[Entries taken from a collection]

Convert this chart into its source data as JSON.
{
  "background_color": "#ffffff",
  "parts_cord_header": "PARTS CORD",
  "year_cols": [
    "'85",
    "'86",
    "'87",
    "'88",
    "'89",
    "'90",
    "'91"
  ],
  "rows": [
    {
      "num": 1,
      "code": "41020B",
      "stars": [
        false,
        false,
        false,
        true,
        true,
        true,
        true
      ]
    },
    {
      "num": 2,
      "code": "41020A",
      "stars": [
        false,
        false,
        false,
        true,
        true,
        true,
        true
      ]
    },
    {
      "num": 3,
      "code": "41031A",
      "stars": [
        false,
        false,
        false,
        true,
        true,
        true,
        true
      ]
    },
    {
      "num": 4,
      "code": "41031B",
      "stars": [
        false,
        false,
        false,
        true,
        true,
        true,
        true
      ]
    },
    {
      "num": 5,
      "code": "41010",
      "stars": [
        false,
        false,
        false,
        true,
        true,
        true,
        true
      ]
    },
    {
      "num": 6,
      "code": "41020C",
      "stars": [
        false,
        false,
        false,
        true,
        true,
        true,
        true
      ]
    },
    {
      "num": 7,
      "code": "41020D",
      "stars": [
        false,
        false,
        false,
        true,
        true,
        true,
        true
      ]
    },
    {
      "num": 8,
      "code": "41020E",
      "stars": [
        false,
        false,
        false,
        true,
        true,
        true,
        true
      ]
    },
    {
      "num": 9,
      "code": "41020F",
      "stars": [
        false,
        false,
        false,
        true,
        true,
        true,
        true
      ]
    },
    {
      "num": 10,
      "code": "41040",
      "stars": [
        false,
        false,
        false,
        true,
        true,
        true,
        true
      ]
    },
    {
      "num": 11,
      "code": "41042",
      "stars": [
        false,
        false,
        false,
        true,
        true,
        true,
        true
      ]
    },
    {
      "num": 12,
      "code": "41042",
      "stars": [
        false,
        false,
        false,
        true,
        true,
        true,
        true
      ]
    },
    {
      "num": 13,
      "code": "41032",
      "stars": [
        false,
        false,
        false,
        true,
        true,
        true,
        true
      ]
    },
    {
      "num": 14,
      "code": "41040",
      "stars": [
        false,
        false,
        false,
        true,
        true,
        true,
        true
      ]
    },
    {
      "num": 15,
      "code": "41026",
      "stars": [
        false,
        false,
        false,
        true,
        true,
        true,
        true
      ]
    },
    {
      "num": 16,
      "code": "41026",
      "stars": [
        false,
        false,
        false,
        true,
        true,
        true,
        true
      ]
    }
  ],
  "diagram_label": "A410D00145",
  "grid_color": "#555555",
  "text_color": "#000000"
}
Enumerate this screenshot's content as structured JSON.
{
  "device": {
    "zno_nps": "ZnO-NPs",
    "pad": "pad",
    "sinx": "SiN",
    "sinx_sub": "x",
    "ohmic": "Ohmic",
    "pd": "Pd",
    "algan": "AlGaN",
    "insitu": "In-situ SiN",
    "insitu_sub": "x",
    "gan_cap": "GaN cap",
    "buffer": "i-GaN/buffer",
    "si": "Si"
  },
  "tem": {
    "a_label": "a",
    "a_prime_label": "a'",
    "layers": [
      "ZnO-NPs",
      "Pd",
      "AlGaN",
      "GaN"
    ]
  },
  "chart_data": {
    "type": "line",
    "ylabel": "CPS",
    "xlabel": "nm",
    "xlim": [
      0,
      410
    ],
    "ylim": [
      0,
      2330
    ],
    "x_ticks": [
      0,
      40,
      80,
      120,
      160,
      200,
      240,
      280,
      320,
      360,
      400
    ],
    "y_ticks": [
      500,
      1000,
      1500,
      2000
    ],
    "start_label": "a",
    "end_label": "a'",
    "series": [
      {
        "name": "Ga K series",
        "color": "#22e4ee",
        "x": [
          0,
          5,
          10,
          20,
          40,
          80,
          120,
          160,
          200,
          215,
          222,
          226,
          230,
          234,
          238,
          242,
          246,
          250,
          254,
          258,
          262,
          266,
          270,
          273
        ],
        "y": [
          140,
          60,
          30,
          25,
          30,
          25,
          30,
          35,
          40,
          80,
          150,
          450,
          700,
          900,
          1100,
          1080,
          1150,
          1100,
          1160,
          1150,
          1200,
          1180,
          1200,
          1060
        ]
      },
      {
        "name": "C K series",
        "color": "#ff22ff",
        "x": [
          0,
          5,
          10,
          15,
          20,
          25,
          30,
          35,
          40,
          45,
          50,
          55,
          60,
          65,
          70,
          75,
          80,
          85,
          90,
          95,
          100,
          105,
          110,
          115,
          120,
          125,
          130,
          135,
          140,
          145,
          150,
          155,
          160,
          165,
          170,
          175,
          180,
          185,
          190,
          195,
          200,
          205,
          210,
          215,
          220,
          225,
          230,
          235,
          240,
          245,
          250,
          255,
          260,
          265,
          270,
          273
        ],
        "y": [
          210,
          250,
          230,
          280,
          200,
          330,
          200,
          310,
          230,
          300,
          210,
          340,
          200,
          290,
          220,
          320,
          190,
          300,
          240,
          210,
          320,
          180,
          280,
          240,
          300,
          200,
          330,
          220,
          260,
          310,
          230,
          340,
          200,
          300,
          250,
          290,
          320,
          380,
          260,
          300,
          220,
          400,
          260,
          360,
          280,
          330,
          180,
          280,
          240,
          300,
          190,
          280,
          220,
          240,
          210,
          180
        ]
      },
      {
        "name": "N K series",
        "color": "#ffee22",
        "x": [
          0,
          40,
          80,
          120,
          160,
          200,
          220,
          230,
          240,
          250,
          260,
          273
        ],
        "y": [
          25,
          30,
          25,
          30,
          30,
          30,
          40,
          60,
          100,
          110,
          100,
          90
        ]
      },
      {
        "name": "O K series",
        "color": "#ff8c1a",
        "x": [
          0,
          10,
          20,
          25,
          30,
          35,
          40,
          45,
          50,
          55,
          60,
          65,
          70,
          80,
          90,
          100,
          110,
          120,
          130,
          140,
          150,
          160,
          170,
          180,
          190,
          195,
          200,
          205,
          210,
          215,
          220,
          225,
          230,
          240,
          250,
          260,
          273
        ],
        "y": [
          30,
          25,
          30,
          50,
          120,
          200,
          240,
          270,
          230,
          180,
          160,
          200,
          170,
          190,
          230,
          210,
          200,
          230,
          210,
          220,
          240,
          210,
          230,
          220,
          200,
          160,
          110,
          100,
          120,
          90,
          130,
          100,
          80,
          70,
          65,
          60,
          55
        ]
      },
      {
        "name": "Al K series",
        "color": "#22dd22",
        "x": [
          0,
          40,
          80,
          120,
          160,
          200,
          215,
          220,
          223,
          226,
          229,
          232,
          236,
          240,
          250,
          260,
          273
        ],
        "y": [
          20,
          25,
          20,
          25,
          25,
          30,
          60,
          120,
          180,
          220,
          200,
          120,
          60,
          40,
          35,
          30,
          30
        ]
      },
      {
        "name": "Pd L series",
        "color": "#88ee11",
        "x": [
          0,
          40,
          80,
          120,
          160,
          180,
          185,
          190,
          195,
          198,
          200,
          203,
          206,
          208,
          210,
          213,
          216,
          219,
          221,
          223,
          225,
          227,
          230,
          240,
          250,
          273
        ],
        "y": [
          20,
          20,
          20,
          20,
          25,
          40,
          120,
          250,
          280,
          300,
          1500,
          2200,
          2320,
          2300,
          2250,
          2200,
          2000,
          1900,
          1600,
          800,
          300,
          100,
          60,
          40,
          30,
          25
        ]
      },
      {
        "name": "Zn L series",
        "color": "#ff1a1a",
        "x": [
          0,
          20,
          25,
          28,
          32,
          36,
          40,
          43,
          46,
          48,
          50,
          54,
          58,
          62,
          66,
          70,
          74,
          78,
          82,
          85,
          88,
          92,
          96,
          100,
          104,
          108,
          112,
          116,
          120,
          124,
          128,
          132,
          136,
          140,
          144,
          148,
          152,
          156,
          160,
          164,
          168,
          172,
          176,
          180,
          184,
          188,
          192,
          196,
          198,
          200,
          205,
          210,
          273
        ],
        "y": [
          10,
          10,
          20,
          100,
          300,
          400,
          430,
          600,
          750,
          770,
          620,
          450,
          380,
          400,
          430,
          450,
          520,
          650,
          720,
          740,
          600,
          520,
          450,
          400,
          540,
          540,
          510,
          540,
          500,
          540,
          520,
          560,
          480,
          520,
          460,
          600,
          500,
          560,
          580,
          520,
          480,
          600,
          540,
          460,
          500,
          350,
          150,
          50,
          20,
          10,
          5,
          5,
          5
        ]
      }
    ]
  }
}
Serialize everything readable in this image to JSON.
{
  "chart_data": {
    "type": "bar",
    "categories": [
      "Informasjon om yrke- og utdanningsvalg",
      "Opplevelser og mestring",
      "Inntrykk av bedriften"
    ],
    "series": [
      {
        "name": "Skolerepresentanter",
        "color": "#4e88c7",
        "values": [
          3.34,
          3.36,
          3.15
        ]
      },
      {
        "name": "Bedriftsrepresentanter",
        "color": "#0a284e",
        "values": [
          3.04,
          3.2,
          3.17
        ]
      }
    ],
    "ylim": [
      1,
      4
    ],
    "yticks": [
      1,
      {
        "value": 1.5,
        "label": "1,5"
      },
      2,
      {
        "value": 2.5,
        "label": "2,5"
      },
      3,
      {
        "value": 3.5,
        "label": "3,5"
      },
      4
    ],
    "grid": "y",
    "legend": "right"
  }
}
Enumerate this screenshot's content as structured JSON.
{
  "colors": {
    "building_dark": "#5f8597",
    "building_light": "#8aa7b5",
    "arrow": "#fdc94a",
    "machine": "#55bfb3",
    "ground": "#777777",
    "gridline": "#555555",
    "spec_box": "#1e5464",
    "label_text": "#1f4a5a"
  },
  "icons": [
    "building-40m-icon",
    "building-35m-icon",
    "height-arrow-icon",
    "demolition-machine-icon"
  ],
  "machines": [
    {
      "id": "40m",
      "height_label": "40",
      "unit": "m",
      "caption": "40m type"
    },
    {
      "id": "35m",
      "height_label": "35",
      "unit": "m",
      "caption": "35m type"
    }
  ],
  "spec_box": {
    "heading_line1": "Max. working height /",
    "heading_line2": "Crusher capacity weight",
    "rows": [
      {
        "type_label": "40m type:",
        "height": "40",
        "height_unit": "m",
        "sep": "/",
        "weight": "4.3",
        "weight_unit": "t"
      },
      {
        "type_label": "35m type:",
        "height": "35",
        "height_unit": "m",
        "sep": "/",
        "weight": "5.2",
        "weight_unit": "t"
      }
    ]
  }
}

» Brief: Extract from the data every line where "name" shows up.

» Reply:
        "name": "Ga K series",
        "name": "C K series",
        "name": "N K series",
        "name": "O K series",
        "name": "Al K series",
        "name": "Pd L series",
        "name": "Zn L series",
        "name": "Skolerepresentanter",
        "name": "Bedriftsrepresentanter",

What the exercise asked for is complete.